▸ Prompt
Look for the word "illustration" in the entries below, then copy every line that has it.

▸ Items
>>>

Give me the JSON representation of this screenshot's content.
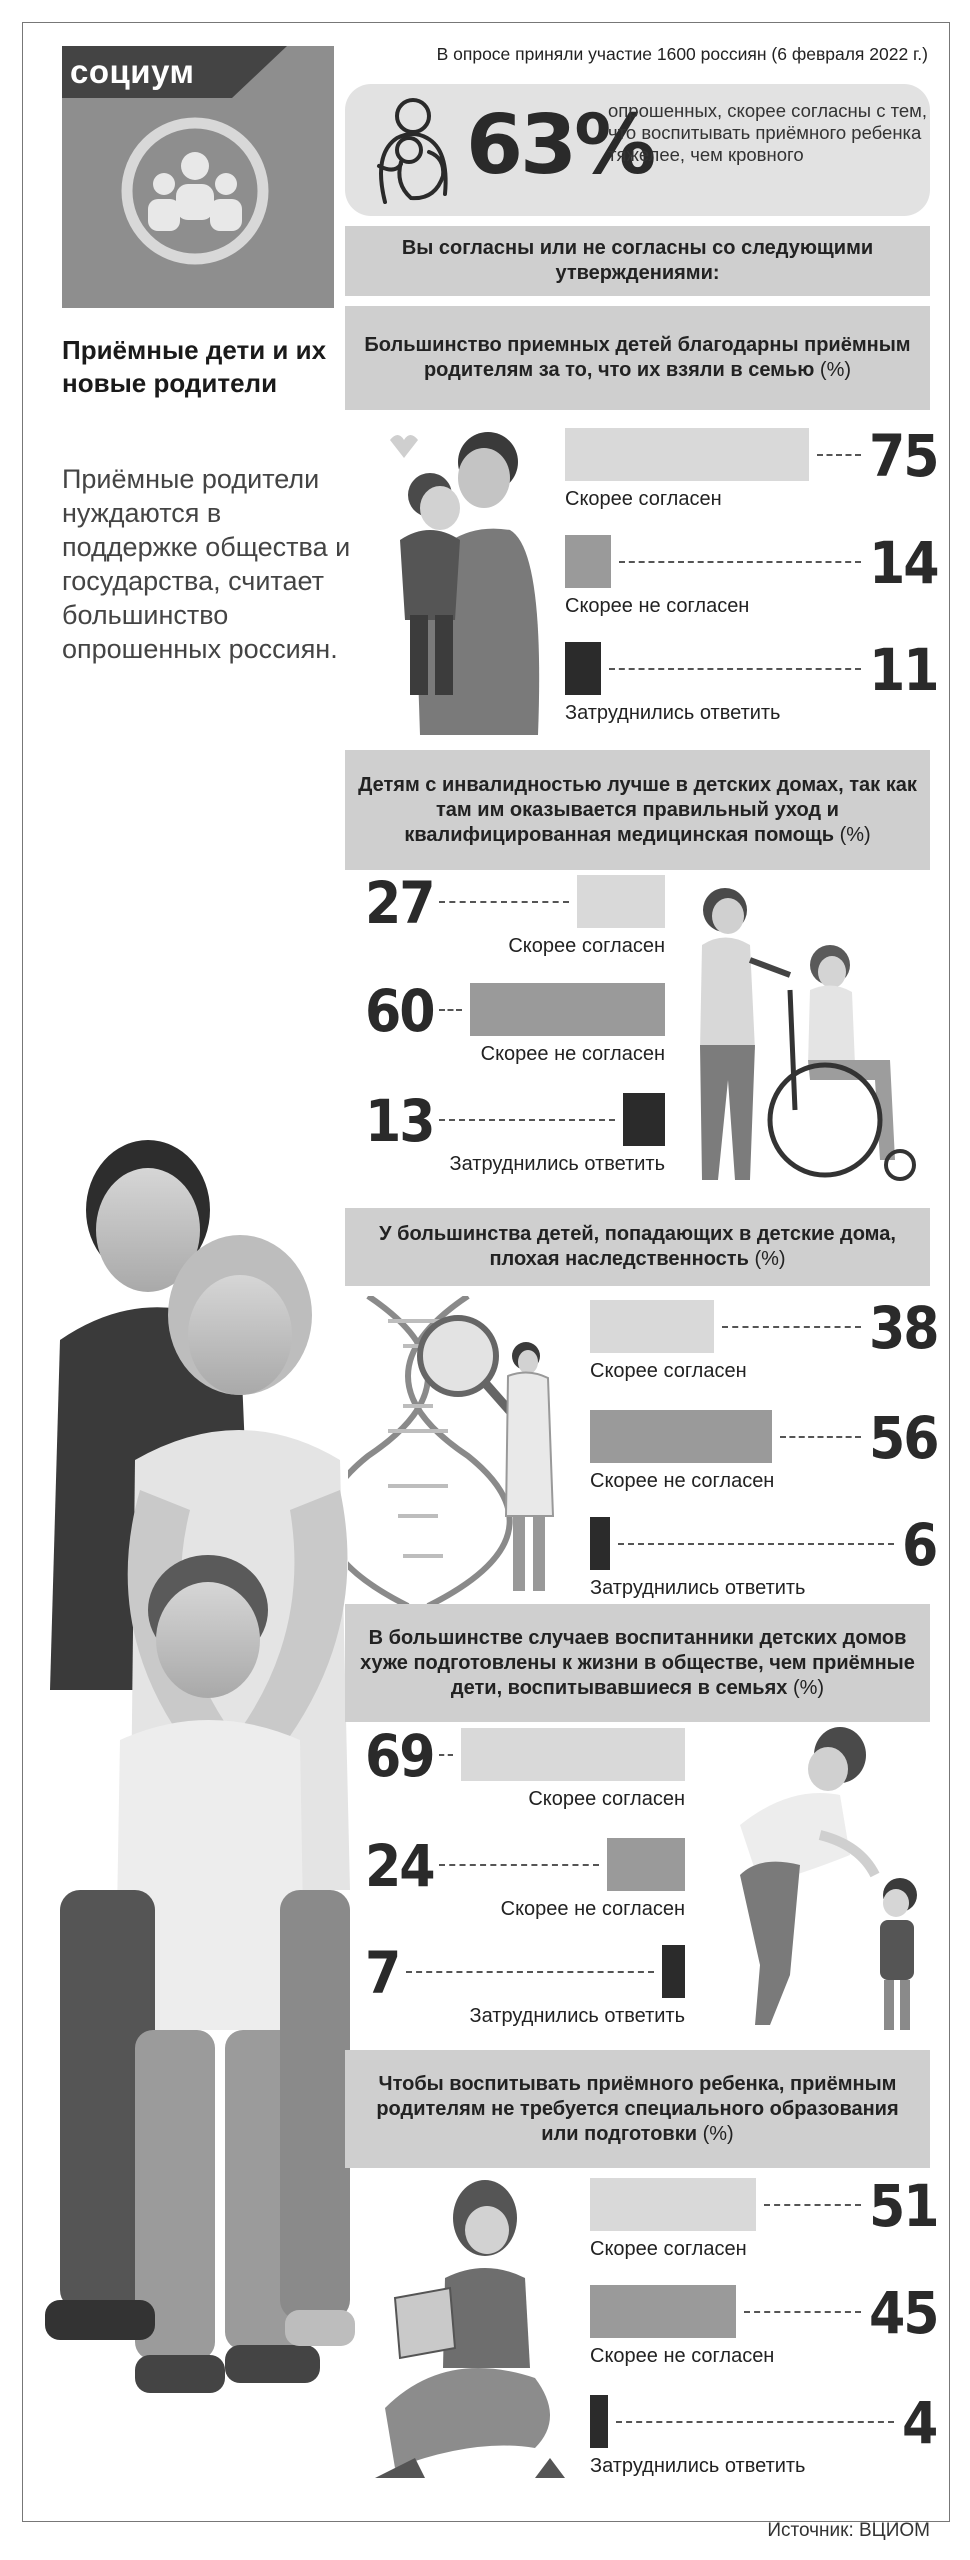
{
  "rubric": "социум",
  "sidebar": {
    "title": "Приёмные дети и их новые родители",
    "lead": "Приёмные родители нуждаются в поддержке общества и государства, считает большинство опрошенных россиян."
  },
  "survey_note": "В опросе приняли участие 1600 россиян (6 февраля 2022 г.)",
  "highlight": {
    "value": "63%",
    "text": "опрошенных, скорее согласны с тем, что воспитывать приёмного ребенка тяжелее, чем кровного"
  },
  "intro_question": "Вы согласны или не согласны со следующими утверждениями:",
  "source": "Источник: ВЦИОМ",
  "colors": {
    "agree": "#d9d9d9",
    "disagree": "#9a9a9a",
    "hard": "#2b2b2b",
    "header": "#cfcfcf"
  },
  "icons": [
    "people-group-icon",
    "parent-child-hug-icon",
    "father-hugging-child-illustration",
    "wheelchair-illustration",
    "dna-scientist-illustration",
    "mother-scolding-child-illustration",
    "woman-reading-illustration",
    "family-photo"
  ],
  "chart_data": [
    {
      "type": "bar",
      "title": "Большинство приемных детей благодарны приёмным родителям за то, что их взяли в семью",
      "unit": "(%)",
      "categories": [
        "Скорее согласен",
        "Скорее не согласен",
        "Затруднились ответить"
      ],
      "values": [
        75,
        14,
        11
      ],
      "value_labels": [
        "75",
        "14",
        "11"
      ]
    },
    {
      "type": "bar",
      "title": "Детям с инвалидностью лучше в детских домах, так как там им оказывается правильный уход и квалифицированная медицинская помощь",
      "unit": "(%)",
      "categories": [
        "Скорее согласен",
        "Скорее не согласен",
        "Затруднились ответить"
      ],
      "values": [
        27,
        60,
        13
      ],
      "value_labels": [
        "27",
        "60",
        "13"
      ]
    },
    {
      "type": "bar",
      "title": "У большинства детей, попадающих в детские дома, плохая наследственность",
      "unit": "(%)",
      "categories": [
        "Скорее согласен",
        "Скорее не согласен",
        "Затруднились ответить"
      ],
      "values": [
        38,
        56,
        6
      ],
      "value_labels": [
        "38",
        "56",
        "6"
      ]
    },
    {
      "type": "bar",
      "title": "В большинстве случаев воспитанники детских домов хуже подготовлены к жизни в обществе, чем приёмные дети, воспитывавшиеся в семьях",
      "unit": "(%)",
      "categories": [
        "Скорее согласен",
        "Скорее не согласен",
        "Затруднились ответить"
      ],
      "values": [
        69,
        24,
        7
      ],
      "value_labels": [
        "69",
        "24",
        "7"
      ]
    },
    {
      "type": "bar",
      "title": "Чтобы воспитывать приёмного ребенка, приёмным родителям не требуется специального образования или подготовки",
      "unit": "(%)",
      "categories": [
        "Скорее согласен",
        "Скорее не согласен",
        "Затруднились ответить"
      ],
      "values": [
        51,
        45,
        4
      ],
      "value_labels": [
        "51",
        "45",
        "4"
      ]
    }
  ]
}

<<<

▸ Complete output
    "father-hugging-child-illustration",
    "wheelchair-illustration",
    "dna-scientist-illustration",
    "mother-scolding-child-illustration",
    "woman-reading-illustration",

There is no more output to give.